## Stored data
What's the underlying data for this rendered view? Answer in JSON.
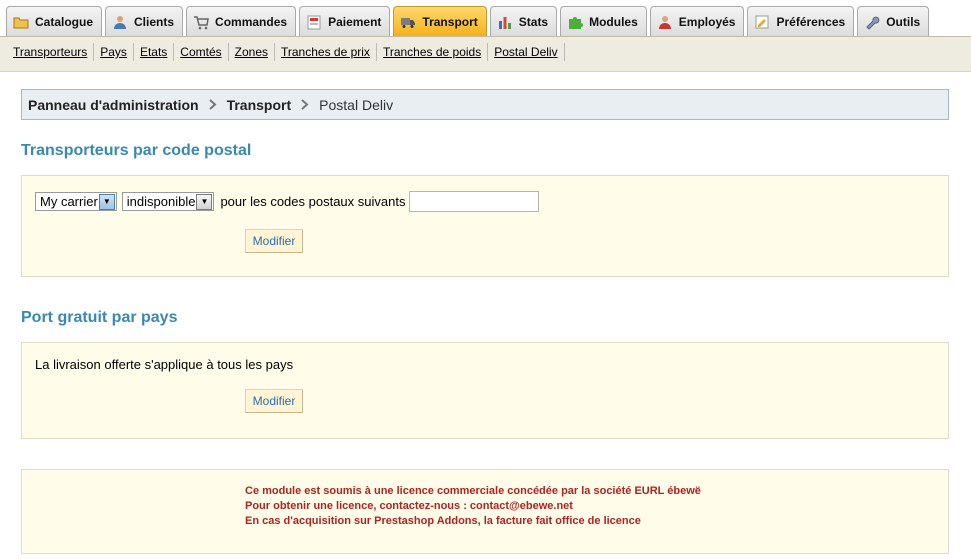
{
  "tabs": [
    {
      "label": "Catalogue",
      "icon": "folder-icon"
    },
    {
      "label": "Clients",
      "icon": "user-icon"
    },
    {
      "label": "Commandes",
      "icon": "cart-icon"
    },
    {
      "label": "Paiement",
      "icon": "payment-icon"
    },
    {
      "label": "Transport",
      "icon": "truck-icon",
      "active": true
    },
    {
      "label": "Stats",
      "icon": "bar-chart-icon"
    },
    {
      "label": "Modules",
      "icon": "puzzle-icon"
    },
    {
      "label": "Employés",
      "icon": "employee-icon"
    },
    {
      "label": "Préférences",
      "icon": "preferences-icon"
    },
    {
      "label": "Outils",
      "icon": "wrench-icon"
    }
  ],
  "subnav": [
    "Transporteurs",
    "Pays",
    "Etats",
    "Comtés",
    "Zones",
    "Tranches de prix",
    "Tranches de poids",
    "Postal Deliv"
  ],
  "breadcrumb": {
    "root": "Panneau d'administration",
    "section": "Transport",
    "current": "Postal Deliv"
  },
  "postal": {
    "title": "Transporteurs par code postal",
    "carrier_select": "My carrier",
    "status_select": "indisponible",
    "suffix_text": "pour les codes postaux suivants",
    "postal_codes_value": "",
    "submit_label": "Modifier"
  },
  "free_shipping": {
    "title": "Port gratuit par pays",
    "text": "La livraison offerte s'applique à tous les pays",
    "submit_label": "Modifier"
  },
  "license": {
    "line1": "Ce module est soumis à une licence commerciale concédée par la société EURL ébewë",
    "line2": "Pour obtenir une licence, contactez-nous : contact@ebewe.net",
    "line3": "En cas d'acquisition sur Prestashop Addons, la facture fait office de licence"
  }
}
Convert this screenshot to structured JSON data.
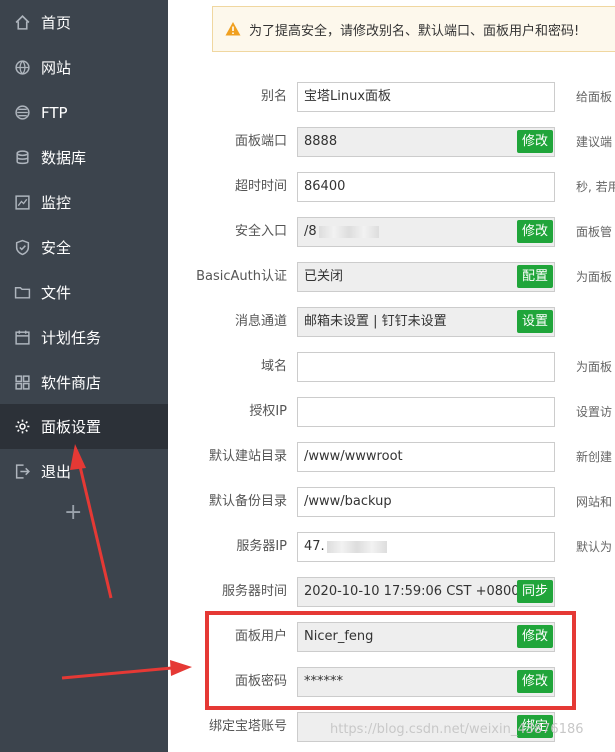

## Task instructions
Return all of the entries word for word, but omit the pictures.

## Solution to this task
What's the underlying data for this rendered view? Answer in JSON.
{
  "tabs": [
    {
      "label": "Catalogue",
      "icon": "folder-icon"
    },
    {
      "label": "Clients",
      "icon": "user-icon"
    },
    {
      "label": "Commandes",
      "icon": "cart-icon"
    },
    {
      "label": "Paiement",
      "icon": "payment-icon"
    },
    {
      "label": "Transport",
      "icon": "truck-icon",
      "active": true
    },
    {
      "label": "Stats",
      "icon": "bar-chart-icon"
    },
    {
      "label": "Modules",
      "icon": "puzzle-icon"
    },
    {
      "label": "Employés",
      "icon": "employee-icon"
    },
    {
      "label": "Préférences",
      "icon": "preferences-icon"
    },
    {
      "label": "Outils",
      "icon": "wrench-icon"
    }
  ],
  "subnav": [
    "Transporteurs",
    "Pays",
    "Etats",
    "Comtés",
    "Zones",
    "Tranches de prix",
    "Tranches de poids",
    "Postal Deliv"
  ],
  "breadcrumb": {
    "root": "Panneau d'administration",
    "section": "Transport",
    "current": "Postal Deliv"
  },
  "postal": {
    "title": "Transporteurs par code postal",
    "carrier_select": "My carrier",
    "status_select": "indisponible",
    "suffix_text": "pour les codes postaux suivants",
    "postal_codes_value": "",
    "submit_label": "Modifier"
  },
  "free_shipping": {
    "title": "Port gratuit par pays",
    "text": "La livraison offerte s'applique à tous les pays",
    "submit_label": "Modifier"
  },
  "license": {
    "line1": "Ce module est soumis à une licence commerciale concédée par la société EURL ébewë",
    "line2": "Pour obtenir une licence, contactez-nous : contact@ebewe.net",
    "line3": "En cas d'acquisition sur Prestashop Addons, la facture fait office de licence"
  }
}
Convert this screenshot to structured JSON data.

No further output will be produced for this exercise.